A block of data
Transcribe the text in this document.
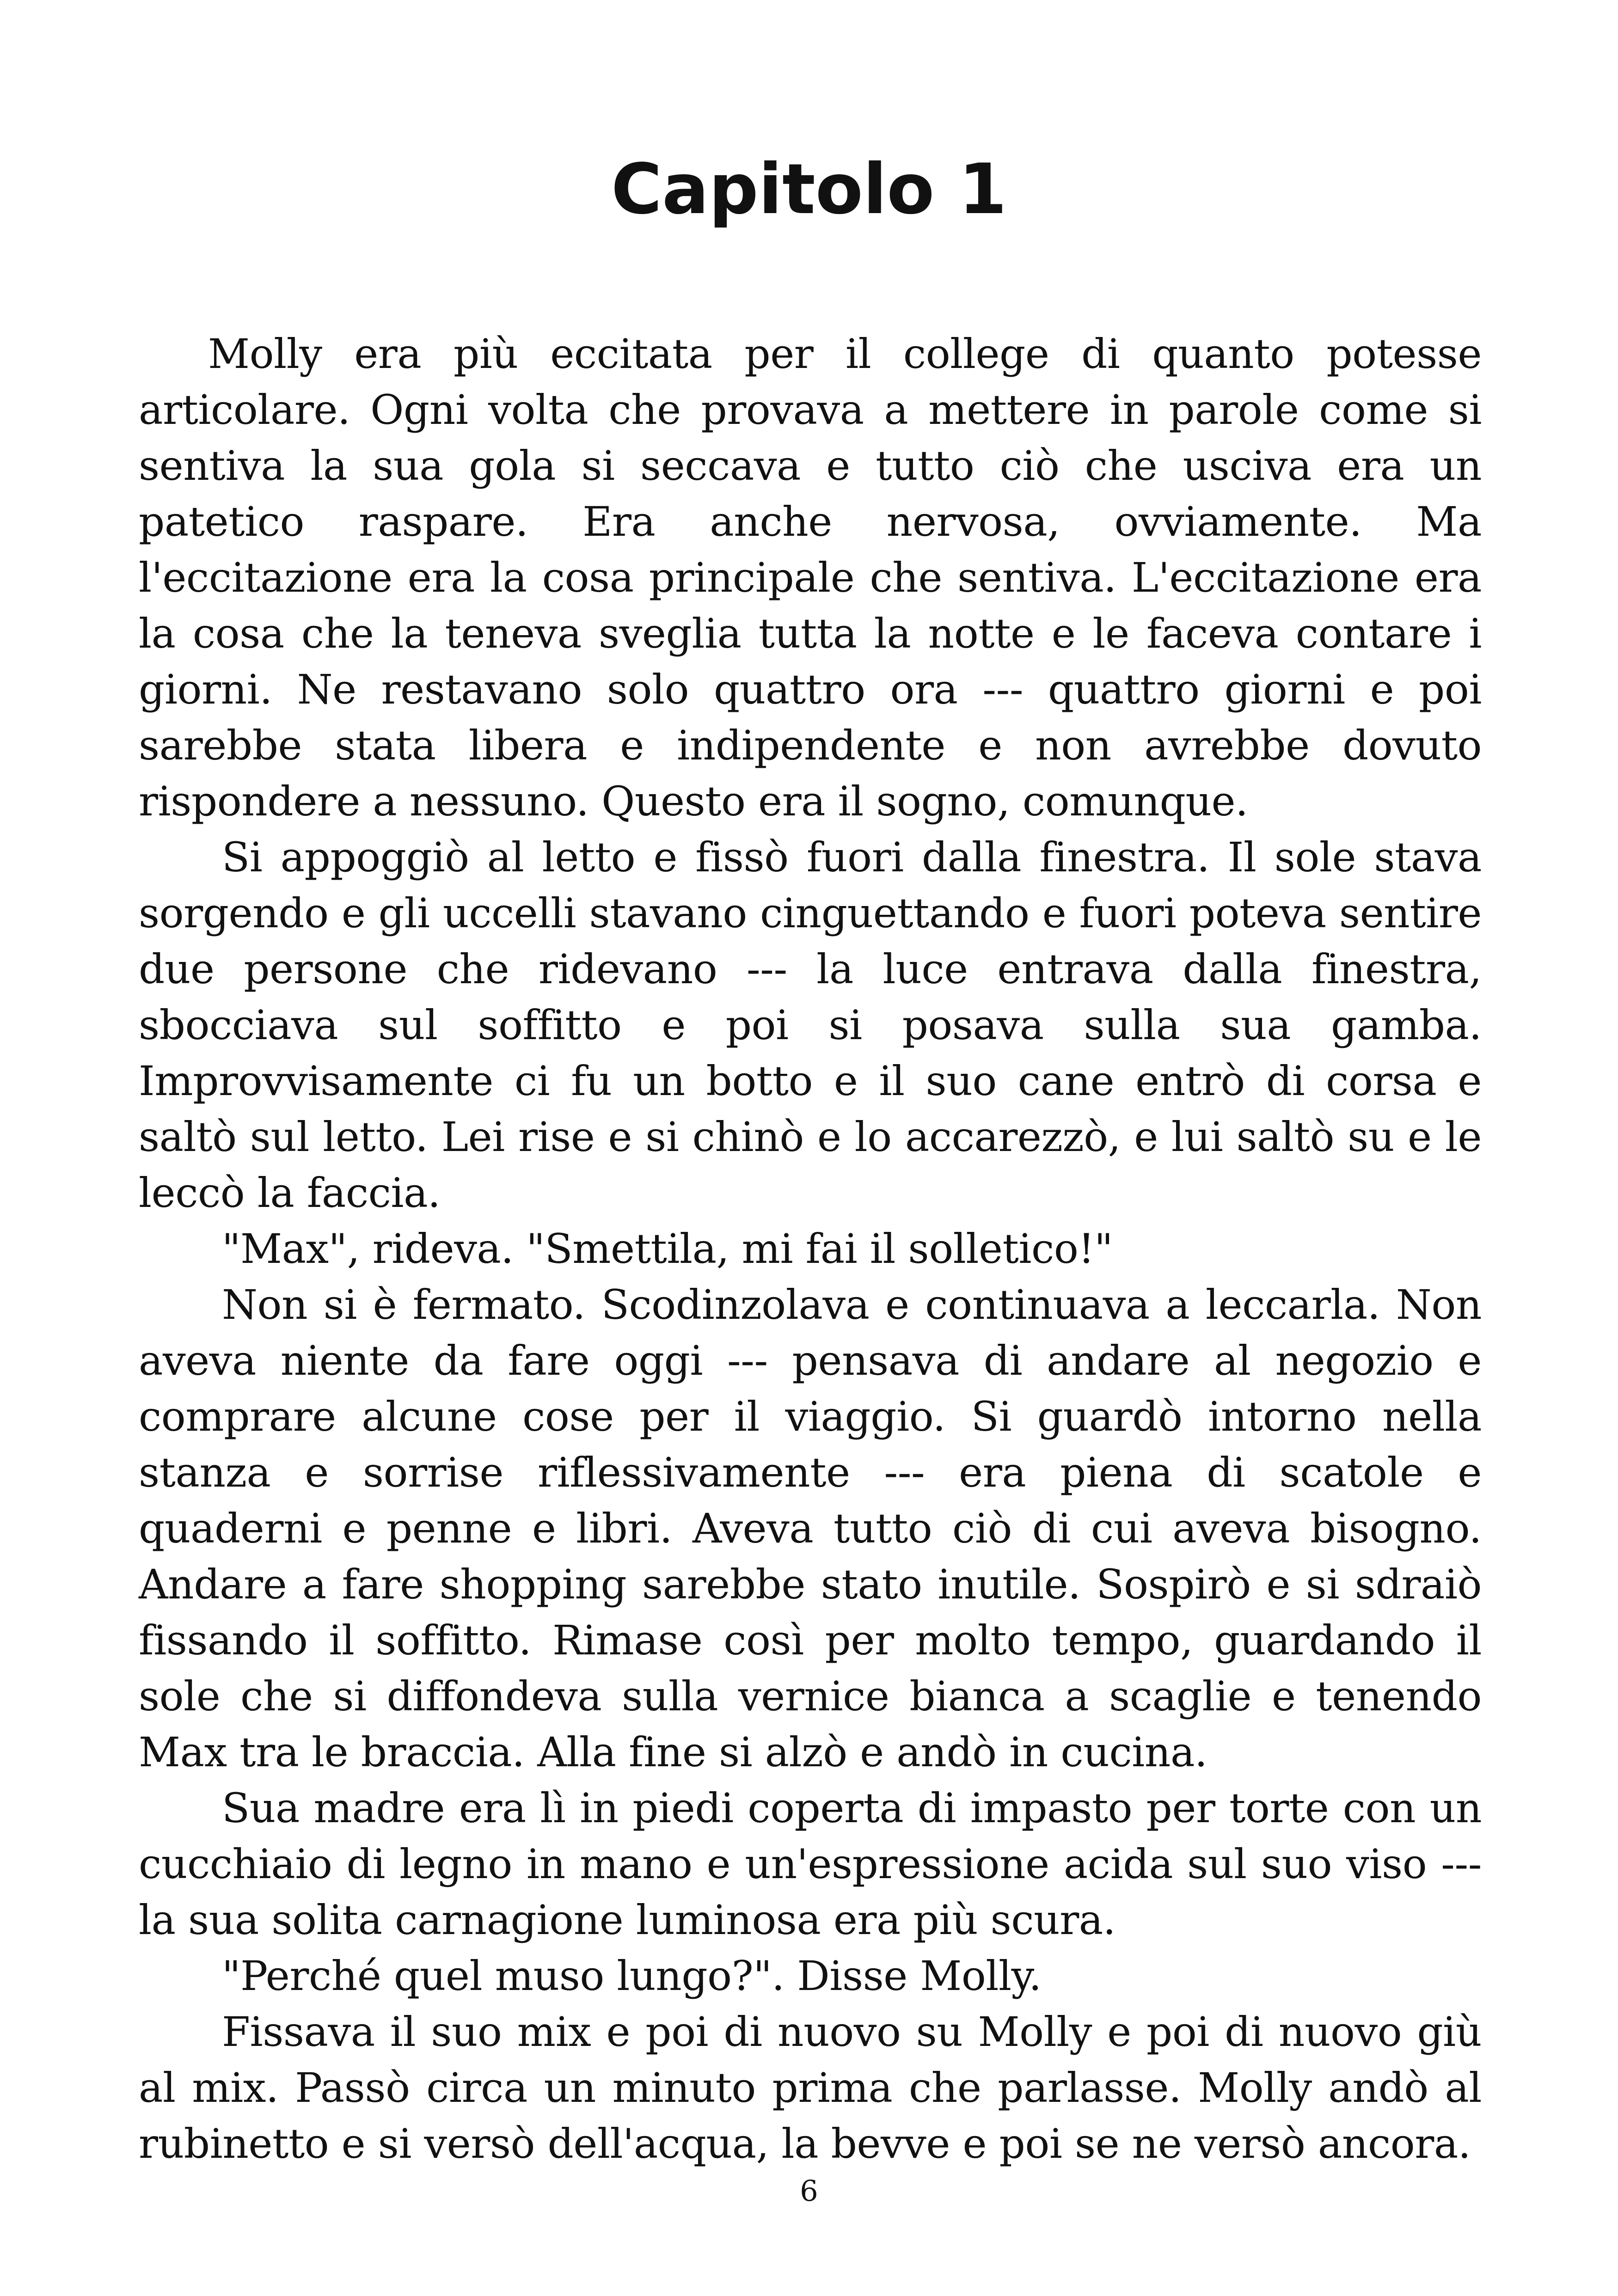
Capitolo 1

Molly era più eccitata per il college di quanto potesse articolare. Ogni volta che provava a mettere in parole come si sentiva la sua gola si seccava e tutto ciò che usciva era un patetico raspare. Era anche nervosa, ovviamente. Ma l'eccitazione era la cosa principale che sentiva. L'eccitazione era la cosa che la teneva sveglia tutta la notte e le faceva contare i giorni. Ne restavano solo quattro ora --- quattro giorni e poi sarebbe stata libera e indipendente e non avrebbe dovuto rispondere a nessuno. Questo era il sogno, comunque.

Si appoggiò al letto e fissò fuori dalla finestra. Il sole stava sorgendo e gli uccelli stavano cinguettando e fuori poteva sentire due persone che ridevano --- la luce entrava dalla finestra, sbocciava sul soffitto e poi si posava sulla sua gamba. Improvvisamente ci fu un botto e il suo cane entrò di corsa e saltò sul letto. Lei rise e si chinò e lo accarezzò, e lui saltò su e le leccò la faccia.

"Max", rideva. "Smettila, mi fai il solletico!"

Non si è fermato. Scodinzolava e continuava a leccarla. Non aveva niente da fare oggi --- pensava di andare al negozio e comprare alcune cose per il viaggio. Si guardò intorno nella stanza e sorrise riflessivamente --- era piena di scatole e quaderni e penne e libri. Aveva tutto ciò di cui aveva bisogno. Andare a fare shopping sarebbe stato inutile. Sospirò e si sdraiò fissando il soffitto. Rimase così per molto tempo, guardando il sole che si diffondeva sulla vernice bianca a scaglie e tenendo Max tra le braccia. Alla fine si alzò e andò in cucina.

Sua madre era lì in piedi coperta di impasto per torte con un cucchiaio di legno in mano e un'espressione acida sul suo viso --- la sua solita carnagione luminosa era più scura.

"Perché quel muso lungo?". Disse Molly.

Fissava il suo mix e poi di nuovo su Molly e poi di nuovo giù al mix. Passò circa un minuto prima che parlasse. Molly andò al rubinetto e si versò dell'acqua, la bevve e poi se ne versò ancora.

6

» Exercise brief: Copy in full each line that holds the word "tutto".

» Exercise result:
Molly era più eccitata per il college di quanto potesse articolare. Ogni volta che provava a mettere in parole come si sentiva la sua gola si seccava e tutto ciò che usciva era un patetico raspare. Era anche nervosa, ovviamente. Ma l'eccitazione era la cosa principale che sentiva. L'eccitazione era la cosa che la teneva sveglia tutta la notte e le faceva contare i giorni. Ne restavano solo quattro ora --- quattro giorni e poi sarebbe stata libera e indipendente e non avrebbe dovuto rispondere a nessuno. Questo era il sogno, comunque.
Non si è fermato. Scodinzolava e continuava a leccarla. Non aveva niente da fare oggi --- pensava di andare al negozio e comprare alcune cose per il viaggio. Si guardò intorno nella stanza e sorrise riflessivamente --- era piena di scatole e quaderni e penne e libri. Aveva tutto ciò di cui aveva bisogno. Andare a fare shopping sarebbe stato inutile. Sospirò e si sdraiò fissando il soffitto. Rimase così per molto tempo, guardando il sole che si diffondeva sulla vernice bianca a scaglie e tenendo Max tra le braccia. Alla fine si alzò e andò in cucina.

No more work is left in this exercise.